> [The task]: With no words added or dropped, transcribe the listing that follows.

> [Source material]:
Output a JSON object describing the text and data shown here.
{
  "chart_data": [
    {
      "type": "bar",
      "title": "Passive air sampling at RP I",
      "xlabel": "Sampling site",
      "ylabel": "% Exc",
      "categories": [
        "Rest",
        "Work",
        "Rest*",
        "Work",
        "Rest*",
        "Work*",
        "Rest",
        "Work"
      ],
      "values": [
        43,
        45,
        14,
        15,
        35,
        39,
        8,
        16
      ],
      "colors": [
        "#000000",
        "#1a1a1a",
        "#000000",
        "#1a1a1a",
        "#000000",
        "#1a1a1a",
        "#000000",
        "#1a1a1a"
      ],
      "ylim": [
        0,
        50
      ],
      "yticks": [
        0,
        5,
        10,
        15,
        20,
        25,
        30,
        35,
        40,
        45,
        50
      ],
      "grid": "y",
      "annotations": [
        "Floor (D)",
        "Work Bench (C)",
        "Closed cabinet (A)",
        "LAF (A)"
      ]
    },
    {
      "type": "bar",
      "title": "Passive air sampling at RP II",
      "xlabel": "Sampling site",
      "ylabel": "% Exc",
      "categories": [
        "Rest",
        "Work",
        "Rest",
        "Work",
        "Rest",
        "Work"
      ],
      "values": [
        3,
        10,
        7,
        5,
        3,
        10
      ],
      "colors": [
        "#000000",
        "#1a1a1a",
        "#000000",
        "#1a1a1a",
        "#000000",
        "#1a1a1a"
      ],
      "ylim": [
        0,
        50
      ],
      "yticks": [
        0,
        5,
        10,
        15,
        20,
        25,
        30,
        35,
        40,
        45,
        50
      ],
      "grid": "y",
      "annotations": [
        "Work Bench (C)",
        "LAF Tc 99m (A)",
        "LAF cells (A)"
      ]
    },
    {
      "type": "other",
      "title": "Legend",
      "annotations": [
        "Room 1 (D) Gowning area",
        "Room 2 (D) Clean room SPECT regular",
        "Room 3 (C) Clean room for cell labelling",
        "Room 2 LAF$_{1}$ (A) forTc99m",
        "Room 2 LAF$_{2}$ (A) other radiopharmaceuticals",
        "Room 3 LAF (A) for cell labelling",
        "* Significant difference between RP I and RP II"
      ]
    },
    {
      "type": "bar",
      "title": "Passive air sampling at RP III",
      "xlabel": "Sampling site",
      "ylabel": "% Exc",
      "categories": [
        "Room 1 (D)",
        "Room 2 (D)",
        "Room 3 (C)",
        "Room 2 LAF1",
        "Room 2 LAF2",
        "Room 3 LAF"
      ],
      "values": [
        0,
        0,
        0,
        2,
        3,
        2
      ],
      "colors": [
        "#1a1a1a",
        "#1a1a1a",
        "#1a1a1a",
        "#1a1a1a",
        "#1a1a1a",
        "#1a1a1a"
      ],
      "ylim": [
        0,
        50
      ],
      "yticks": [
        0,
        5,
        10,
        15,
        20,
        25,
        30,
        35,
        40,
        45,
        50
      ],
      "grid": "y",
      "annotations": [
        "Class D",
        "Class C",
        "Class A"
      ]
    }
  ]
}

> [Your response]:
Output a JSON object describing the text and data shown here.
{
  "chart_data": [
    {
      "type": "bar",
      "title": "Passive air sampling at RP I",
      "xlabel": "Sampling site",
      "ylabel": "% Exc",
      "categories": [
        "Rest",
        "Work",
        "Rest*",
        "Work",
        "Rest*",
        "Work*",
        "Rest",
        "Work"
      ],
      "values": [
        43,
        45,
        14,
        15,
        35,
        39,
        8,
        16
      ],
      "colors": [
        "#000000",
        "#1a1a1a",
        "#000000",
        "#1a1a1a",
        "#000000",
        "#1a1a1a",
        "#000000",
        "#1a1a1a"
      ],
      "ylim": [
        0,
        50
      ],
      "yticks": [
        0,
        5,
        10,
        15,
        20,
        25,
        30,
        35,
        40,
        45,
        50
      ],
      "grid": "y",
      "annotations": [
        "Floor (D)",
        "Work Bench (C)",
        "Closed cabinet (A)",
        "LAF (A)"
      ]
    },
    {
      "type": "bar",
      "title": "Passive air sampling at RP II",
      "xlabel": "Sampling site",
      "ylabel": "% Exc",
      "categories": [
        "Rest",
        "Work",
        "Rest",
        "Work",
        "Rest",
        "Work"
      ],
      "values": [
        3,
        10,
        7,
        5,
        3,
        10
      ],
      "colors": [
        "#000000",
        "#1a1a1a",
        "#000000",
        "#1a1a1a",
        "#000000",
        "#1a1a1a"
      ],
      "ylim": [
        0,
        50
      ],
      "yticks": [
        0,
        5,
        10,
        15,
        20,
        25,
        30,
        35,
        40,
        45,
        50
      ],
      "grid": "y",
      "annotations": [
        "Work Bench (C)",
        "LAF Tc 99m (A)",
        "LAF cells (A)"
      ]
    },
    {
      "type": "other",
      "title": "Legend",
      "annotations": [
        "Room 1 (D) Gowning area",
        "Room 2 (D) Clean room SPECT regular",
        "Room 3 (C) Clean room for cell labelling",
        "Room 2 LAF$_{1}$ (A) forTc99m",
        "Room 2 LAF$_{2}$ (A) other radiopharmaceuticals",
        "Room 3 LAF (A) for cell labelling",
        "* Significant difference between RP I and RP II"
      ]
    },
    {
      "type": "bar",
      "title": "Passive air sampling at RP III",
      "xlabel": "Sampling site",
      "ylabel": "% Exc",
      "categories": [
        "Room 1 (D)",
        "Room 2 (D)",
        "Room 3 (C)",
        "Room 2 LAF1",
        "Room 2 LAF2",
        "Room 3 LAF"
      ],
      "values": [
        0,
        0,
        0,
        2,
        3,
        2
      ],
      "colors": [
        "#1a1a1a",
        "#1a1a1a",
        "#1a1a1a",
        "#1a1a1a",
        "#1a1a1a",
        "#1a1a1a"
      ],
      "ylim": [
        0,
        50
      ],
      "yticks": [
        0,
        5,
        10,
        15,
        20,
        25,
        30,
        35,
        40,
        45,
        50
      ],
      "grid": "y",
      "annotations": [
        "Class D",
        "Class C",
        "Class A"
      ]
    }
  ]
}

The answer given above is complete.